=== Recorded data ===

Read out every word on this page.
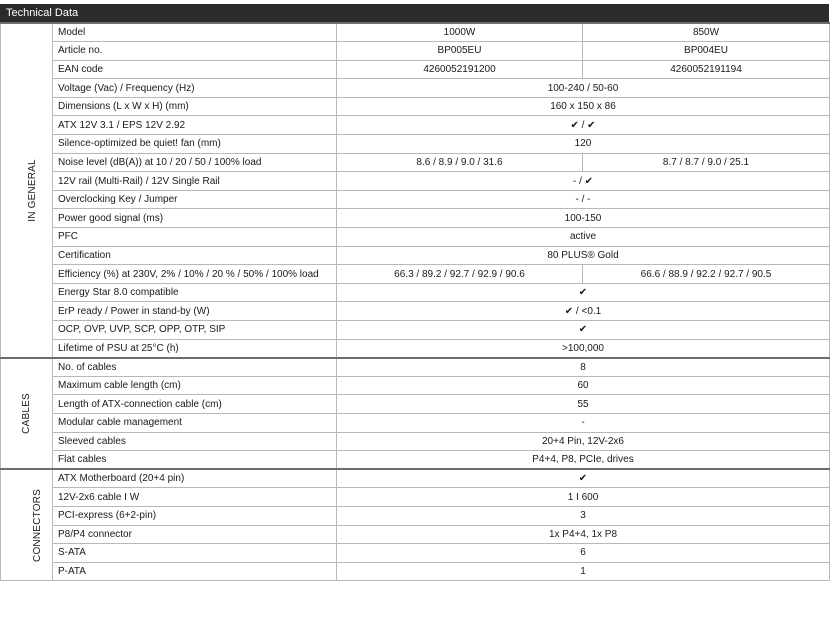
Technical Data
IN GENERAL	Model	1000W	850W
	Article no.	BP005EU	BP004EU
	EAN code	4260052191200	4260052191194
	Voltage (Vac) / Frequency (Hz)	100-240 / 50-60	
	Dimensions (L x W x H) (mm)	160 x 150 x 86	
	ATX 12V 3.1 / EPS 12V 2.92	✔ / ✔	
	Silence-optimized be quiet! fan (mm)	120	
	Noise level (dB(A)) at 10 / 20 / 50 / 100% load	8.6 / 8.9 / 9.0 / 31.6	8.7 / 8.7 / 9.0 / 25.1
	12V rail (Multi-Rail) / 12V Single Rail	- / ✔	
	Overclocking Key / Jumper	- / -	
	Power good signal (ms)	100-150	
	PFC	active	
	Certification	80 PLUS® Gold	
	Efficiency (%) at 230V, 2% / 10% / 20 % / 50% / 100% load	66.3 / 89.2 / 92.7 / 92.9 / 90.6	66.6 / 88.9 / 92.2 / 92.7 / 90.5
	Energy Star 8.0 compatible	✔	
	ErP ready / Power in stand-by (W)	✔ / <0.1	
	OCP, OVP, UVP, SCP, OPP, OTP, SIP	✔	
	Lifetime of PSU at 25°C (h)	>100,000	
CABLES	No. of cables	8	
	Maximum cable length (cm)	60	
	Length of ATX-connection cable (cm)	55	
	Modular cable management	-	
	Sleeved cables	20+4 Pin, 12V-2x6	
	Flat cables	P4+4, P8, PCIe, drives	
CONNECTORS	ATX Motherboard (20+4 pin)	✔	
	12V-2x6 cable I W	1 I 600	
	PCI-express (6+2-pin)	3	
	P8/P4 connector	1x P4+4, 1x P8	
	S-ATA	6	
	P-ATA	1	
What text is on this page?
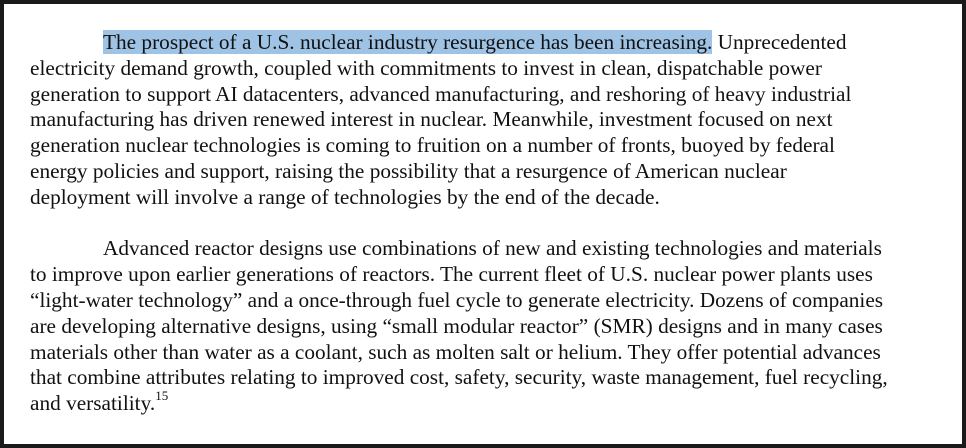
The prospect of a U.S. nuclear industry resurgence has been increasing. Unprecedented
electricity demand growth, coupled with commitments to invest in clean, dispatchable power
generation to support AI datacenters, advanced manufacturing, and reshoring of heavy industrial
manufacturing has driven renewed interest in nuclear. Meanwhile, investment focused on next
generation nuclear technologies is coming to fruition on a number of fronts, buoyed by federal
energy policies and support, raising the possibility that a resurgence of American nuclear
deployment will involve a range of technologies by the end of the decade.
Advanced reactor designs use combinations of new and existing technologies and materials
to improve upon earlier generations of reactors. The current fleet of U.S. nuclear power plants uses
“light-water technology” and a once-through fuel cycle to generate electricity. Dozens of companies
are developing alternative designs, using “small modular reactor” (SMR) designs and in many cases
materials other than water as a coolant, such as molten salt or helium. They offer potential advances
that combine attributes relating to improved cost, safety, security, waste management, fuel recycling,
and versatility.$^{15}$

===

Each line holding "fuel" must be found and copied.

“light-water technology” and a once-through fuel cycle to generate electricity. Dozens of companies
that combine attributes relating to improved cost, safety, security, waste management, fuel recycling,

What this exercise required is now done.